Collected data:
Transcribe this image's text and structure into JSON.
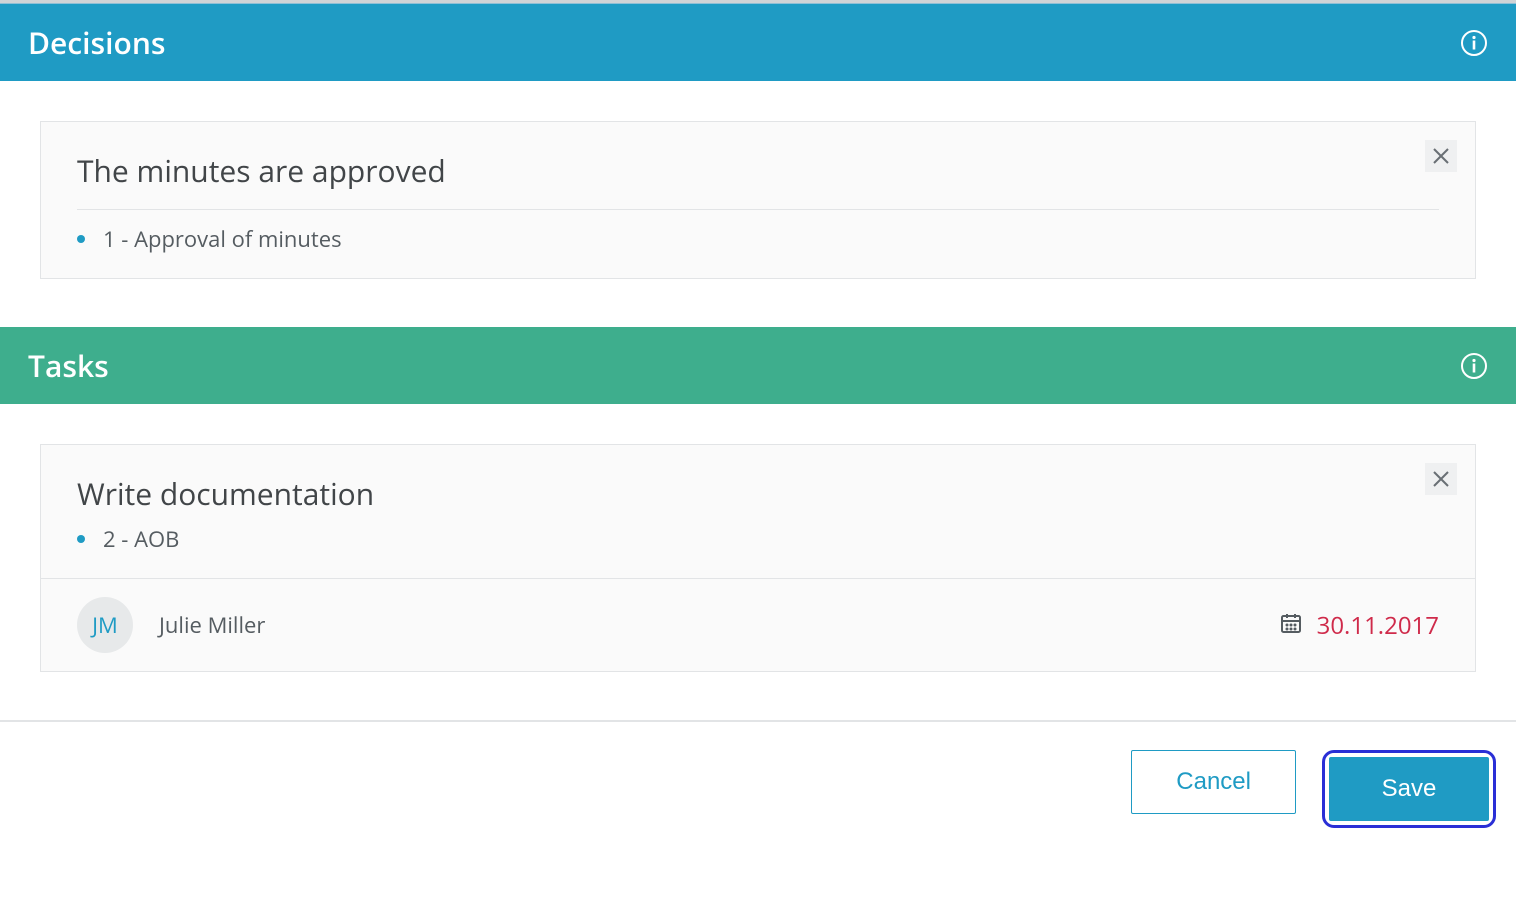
{
  "sections": {
    "decisions": {
      "title": "Decisions"
    },
    "tasks": {
      "title": "Tasks"
    }
  },
  "decisions": {
    "card": {
      "title": "The minutes are approved",
      "item": "1 - Approval of minutes"
    }
  },
  "tasks": {
    "card": {
      "title": "Write documentation",
      "item": "2 - AOB",
      "assignee": {
        "initials": "JM",
        "name": "Julie Miller"
      },
      "due": "30.11.2017"
    }
  },
  "footer": {
    "cancel": "Cancel",
    "save": "Save"
  },
  "colors": {
    "decisions_header": "#1f9bc4",
    "tasks_header": "#3eae8d",
    "due_date": "#cf2a4a",
    "highlight_ring": "#2a2fd6"
  }
}
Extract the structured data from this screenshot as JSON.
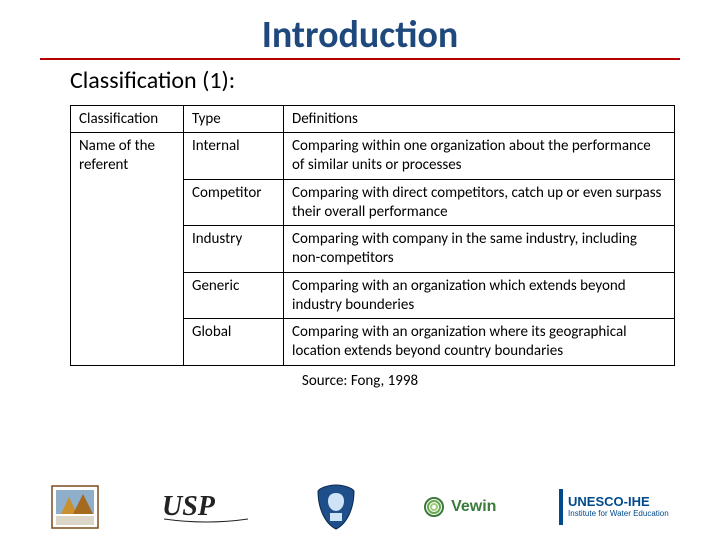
{
  "title": "Introduction",
  "subtitle": "Classification (1):",
  "table": {
    "header": {
      "classification": "Classification",
      "type": "Type",
      "definitions": "Definitions"
    },
    "group_label": "Name of the referent",
    "rows": [
      {
        "type": "Internal",
        "definition": "Comparing within one organization about the performance of similar units or processes"
      },
      {
        "type": "Competitor",
        "definition": "Comparing with direct competitors, catch up or even surpass their overall performance"
      },
      {
        "type": "Industry",
        "definition": "Comparing with company in the same industry, including non-competitors"
      },
      {
        "type": "Generic",
        "definition": "Comparing with an organization which extends beyond industry bounderies"
      },
      {
        "type": "Global",
        "definition": "Comparing with an organization where its geographical location extends beyond country boundaries"
      }
    ]
  },
  "source": "Source: Fong, 1998",
  "logos": {
    "org1": "affiliate-logo",
    "usp": "USP",
    "shield": "shield-crest",
    "vewin": "Vewin",
    "unesco_line1": "UNESCO-IHE",
    "unesco_line2": "Institute for Water Education"
  }
}
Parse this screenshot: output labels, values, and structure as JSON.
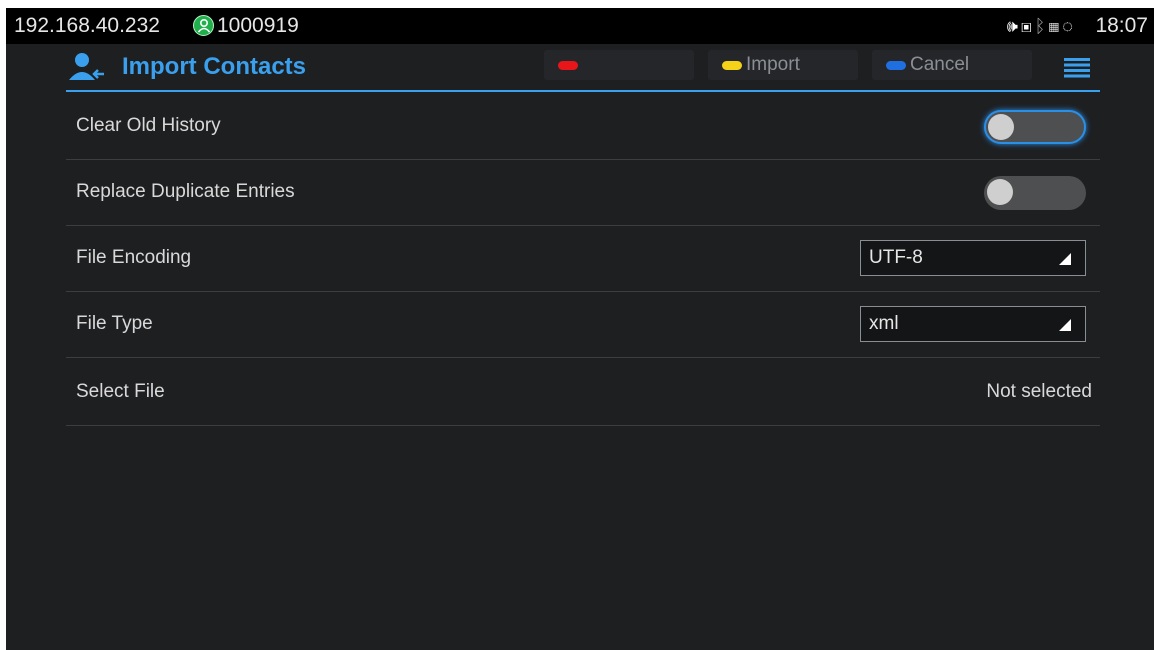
{
  "statusbar": {
    "ip": "192.168.40.232",
    "account": "1000919",
    "time": "18:07",
    "icons": [
      "volume-icon",
      "voicemail-icon",
      "bluetooth-icon",
      "sim-icon",
      "sync-icon"
    ]
  },
  "header": {
    "title": "Import Contacts",
    "softkeys": [
      {
        "color": "#e8151b",
        "label": ""
      },
      {
        "color": "#f5d21a",
        "label": "Import"
      },
      {
        "color": "#1f6fe0",
        "label": "Cancel"
      }
    ]
  },
  "settings": {
    "clear_old_history": {
      "label": "Clear Old History",
      "enabled": false
    },
    "replace_duplicates": {
      "label": "Replace Duplicate Entries",
      "enabled": false
    },
    "file_encoding": {
      "label": "File Encoding",
      "value": "UTF-8"
    },
    "file_type": {
      "label": "File Type",
      "value": "xml"
    },
    "select_file": {
      "label": "Select File",
      "value": "Not selected"
    }
  },
  "colors": {
    "accent": "#3aa0ee",
    "background": "#1e1f21"
  }
}
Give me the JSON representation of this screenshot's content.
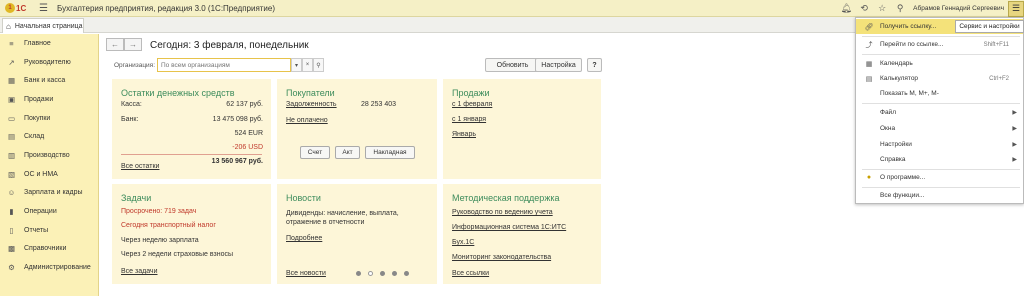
{
  "titlebar": {
    "logo_text": "1С",
    "title": "Бухгалтерия предприятия, редакция 3.0  (1С:Предприятие)",
    "user": "Абрамов Геннадий Сергеевич"
  },
  "tab": {
    "label": "Начальная страница"
  },
  "sidebar": {
    "items": [
      {
        "label": "Главное",
        "icon": "menu-icon"
      },
      {
        "label": "Руководителю",
        "icon": "chart-icon"
      },
      {
        "label": "Банк и касса",
        "icon": "bank-icon"
      },
      {
        "label": "Продажи",
        "icon": "sales-icon"
      },
      {
        "label": "Покупки",
        "icon": "cart-icon"
      },
      {
        "label": "Склад",
        "icon": "warehouse-icon"
      },
      {
        "label": "Производство",
        "icon": "factory-icon"
      },
      {
        "label": "ОС и НМА",
        "icon": "assets-icon"
      },
      {
        "label": "Зарплата и кадры",
        "icon": "people-icon"
      },
      {
        "label": "Операции",
        "icon": "operations-icon"
      },
      {
        "label": "Отчеты",
        "icon": "reports-icon"
      },
      {
        "label": "Справочники",
        "icon": "books-icon"
      },
      {
        "label": "Администрирование",
        "icon": "gear-icon"
      }
    ]
  },
  "main": {
    "title": "Сегодня: 3 февраля, понедельник",
    "org_label": "Организация:",
    "org_placeholder": "По всем организациям",
    "refresh_label": "Обновить",
    "settings_label": "Настройка",
    "help_label": "?"
  },
  "cash": {
    "title": "Остатки денежных средств",
    "kassa_label": "Касса:",
    "kassa_value": "62 137 руб.",
    "bank_label": "Банк:",
    "bank_rub": "13 475 098 руб.",
    "bank_eur": "524 EUR",
    "bank_usd": "-206 USD",
    "total": "13 560 967 руб.",
    "all_link": "Все остатки"
  },
  "buyers": {
    "title": "Покупатели",
    "debt_label": "Задолженность",
    "debt_value": "28 253 403",
    "unpaid_label": "Не оплачено",
    "btn_invoice": "Счет",
    "btn_act": "Акт",
    "btn_waybill": "Накладная"
  },
  "sales": {
    "title": "Продажи",
    "link1": "с 1 февраля",
    "link2": "с 1 января",
    "link3": "Январь"
  },
  "tasks": {
    "title": "Задачи",
    "overdue": "Просрочено: 719 задач",
    "today": "Сегодня транспортный налог",
    "week": "Через неделю зарплата",
    "two_weeks": "Через 2 недели страховые взносы",
    "all_link": "Все задачи"
  },
  "news": {
    "title": "Новости",
    "text": "Дивиденды: начисление, выплата, отражение в отчетности",
    "more_link": "Подробнее",
    "all_link": "Все новости",
    "pages": 5,
    "current_page": 2
  },
  "support": {
    "title": "Методическая поддержка",
    "links": [
      "Руководство по ведению учета",
      "Информационная система 1С:ИТС",
      "Бух.1С",
      "Мониторинг законодательства"
    ],
    "all_link": "Все ссылки"
  },
  "menu": {
    "tooltip": "Сервис и настройки",
    "items": [
      {
        "label": "Получить ссылку...",
        "shortcut": "",
        "icon": "link-icon",
        "highlight": true
      },
      {
        "label": "Перейти по ссылке...",
        "shortcut": "Shift+F11",
        "icon": "goto-link-icon"
      },
      {
        "label": "Календарь",
        "shortcut": "",
        "icon": "calendar-icon"
      },
      {
        "label": "Калькулятор",
        "shortcut": "Ctrl+F2",
        "icon": "calculator-icon"
      },
      {
        "label": "Показать М, М+, М-",
        "shortcut": ""
      },
      {
        "label": "Файл",
        "submenu": true
      },
      {
        "label": "Окна",
        "submenu": true
      },
      {
        "label": "Настройки",
        "submenu": true
      },
      {
        "label": "Справка",
        "submenu": true
      },
      {
        "label": "О программе...",
        "icon": "info-icon"
      },
      {
        "label": "Все функции..."
      }
    ]
  }
}
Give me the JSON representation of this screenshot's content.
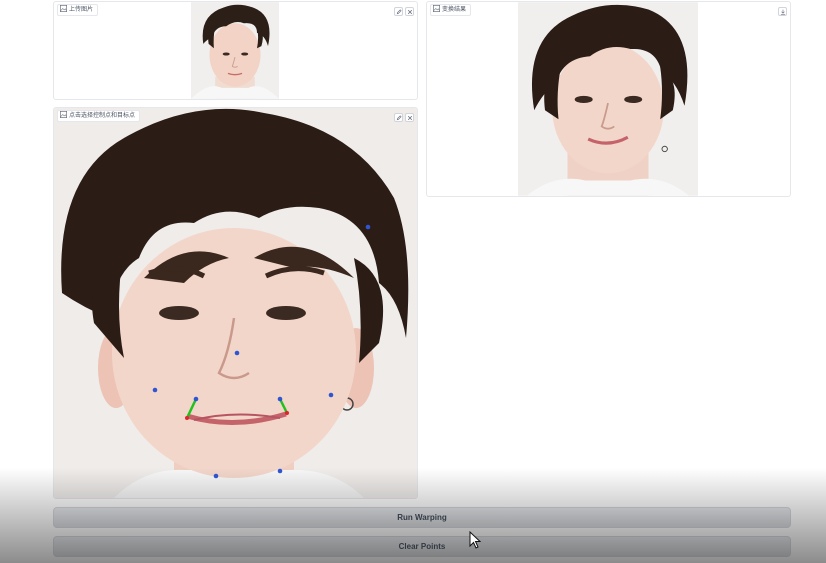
{
  "upload_panel": {
    "label": "上传图片",
    "icon": "image-icon"
  },
  "editor_panel": {
    "label": "点击选择控制点和目标点",
    "icon": "image-icon"
  },
  "result_panel": {
    "label": "变换结果",
    "icon": "image-icon"
  },
  "buttons": {
    "run_label": "Run Warping",
    "clear_label": "Clear Points"
  },
  "colors": {
    "control_point": "#2f55d4",
    "target_point": "#e0242b",
    "warp_line": "#22c21e"
  }
}
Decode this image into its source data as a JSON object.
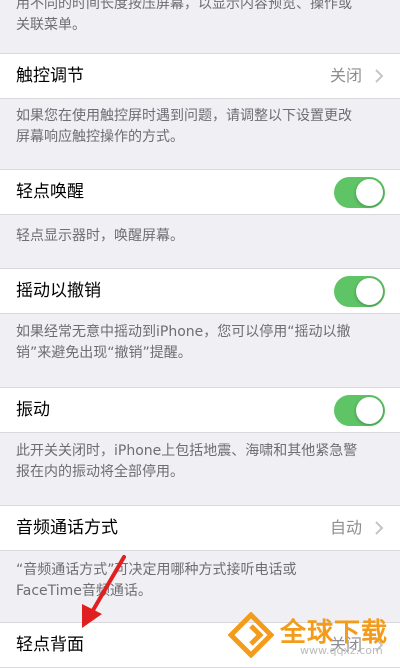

▶ [AIM] Report the number of lines in the listing that include the string "Classification"; give nothing but the number.

▶ [CORRECT RESULT] 2